▸ INPUT RECORDS:
● ● ● ●

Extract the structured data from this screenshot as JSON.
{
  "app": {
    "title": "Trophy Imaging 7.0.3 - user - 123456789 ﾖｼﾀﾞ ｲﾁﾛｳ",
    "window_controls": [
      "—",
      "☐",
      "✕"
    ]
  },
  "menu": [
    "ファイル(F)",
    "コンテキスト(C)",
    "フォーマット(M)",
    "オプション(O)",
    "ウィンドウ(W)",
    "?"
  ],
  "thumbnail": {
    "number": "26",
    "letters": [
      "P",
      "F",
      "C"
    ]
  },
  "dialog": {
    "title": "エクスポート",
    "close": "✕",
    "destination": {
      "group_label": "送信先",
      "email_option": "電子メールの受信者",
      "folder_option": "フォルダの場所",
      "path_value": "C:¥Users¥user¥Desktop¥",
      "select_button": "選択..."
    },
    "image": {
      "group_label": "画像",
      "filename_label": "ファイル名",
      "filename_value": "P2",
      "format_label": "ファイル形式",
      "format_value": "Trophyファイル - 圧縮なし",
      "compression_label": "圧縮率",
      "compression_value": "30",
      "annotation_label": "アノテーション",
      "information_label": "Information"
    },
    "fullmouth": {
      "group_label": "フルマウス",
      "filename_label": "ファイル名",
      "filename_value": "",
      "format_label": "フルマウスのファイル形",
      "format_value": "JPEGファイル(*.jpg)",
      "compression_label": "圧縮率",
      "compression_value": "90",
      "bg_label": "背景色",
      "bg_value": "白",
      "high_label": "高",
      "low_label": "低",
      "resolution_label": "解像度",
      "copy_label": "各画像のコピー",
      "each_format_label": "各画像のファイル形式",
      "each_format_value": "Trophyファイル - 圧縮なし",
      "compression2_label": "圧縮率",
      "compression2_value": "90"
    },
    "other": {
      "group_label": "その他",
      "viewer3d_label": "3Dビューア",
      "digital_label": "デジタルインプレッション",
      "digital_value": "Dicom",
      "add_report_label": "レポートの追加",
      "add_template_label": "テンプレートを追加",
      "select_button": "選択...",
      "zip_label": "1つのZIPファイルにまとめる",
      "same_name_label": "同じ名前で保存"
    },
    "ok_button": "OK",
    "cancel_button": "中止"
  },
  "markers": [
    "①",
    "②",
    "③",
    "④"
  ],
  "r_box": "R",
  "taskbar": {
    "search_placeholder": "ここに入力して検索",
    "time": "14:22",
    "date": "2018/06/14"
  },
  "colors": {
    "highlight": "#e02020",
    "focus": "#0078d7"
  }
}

● ● ● ●

Return all the data exactly as given.

▸ ANSWER TO THIS TASK:
Extract the structured data from this screenshot as JSON.
{
  "app": {
    "title": "Trophy Imaging 7.0.3 - user - 123456789 ﾖｼﾀﾞ ｲﾁﾛｳ",
    "window_controls": [
      "—",
      "☐",
      "✕"
    ]
  },
  "menu": [
    "ファイル(F)",
    "コンテキスト(C)",
    "フォーマット(M)",
    "オプション(O)",
    "ウィンドウ(W)",
    "?"
  ],
  "thumbnail": {
    "number": "26",
    "letters": [
      "P",
      "F",
      "C"
    ]
  },
  "dialog": {
    "title": "エクスポート",
    "close": "✕",
    "destination": {
      "group_label": "送信先",
      "email_option": "電子メールの受信者",
      "folder_option": "フォルダの場所",
      "path_value": "C:¥Users¥user¥Desktop¥",
      "select_button": "選択..."
    },
    "image": {
      "group_label": "画像",
      "filename_label": "ファイル名",
      "filename_value": "P2",
      "format_label": "ファイル形式",
      "format_value": "Trophyファイル - 圧縮なし",
      "compression_label": "圧縮率",
      "compression_value": "30",
      "annotation_label": "アノテーション",
      "information_label": "Information"
    },
    "fullmouth": {
      "group_label": "フルマウス",
      "filename_label": "ファイル名",
      "filename_value": "",
      "format_label": "フルマウスのファイル形",
      "format_value": "JPEGファイル(*.jpg)",
      "compression_label": "圧縮率",
      "compression_value": "90",
      "bg_label": "背景色",
      "bg_value": "白",
      "high_label": "高",
      "low_label": "低",
      "resolution_label": "解像度",
      "copy_label": "各画像のコピー",
      "each_format_label": "各画像のファイル形式",
      "each_format_value": "Trophyファイル - 圧縮なし",
      "compression2_label": "圧縮率",
      "compression2_value": "90"
    },
    "other": {
      "group_label": "その他",
      "viewer3d_label": "3Dビューア",
      "digital_label": "デジタルインプレッション",
      "digital_value": "Dicom",
      "add_report_label": "レポートの追加",
      "add_template_label": "テンプレートを追加",
      "select_button": "選択...",
      "zip_label": "1つのZIPファイルにまとめる",
      "same_name_label": "同じ名前で保存"
    },
    "ok_button": "OK",
    "cancel_button": "中止"
  },
  "markers": [
    "①",
    "②",
    "③",
    "④"
  ],
  "r_box": "R",
  "taskbar": {
    "search_placeholder": "ここに入力して検索",
    "time": "14:22",
    "date": "2018/06/14"
  },
  "colors": {
    "highlight": "#e02020",
    "focus": "#0078d7"
  }
}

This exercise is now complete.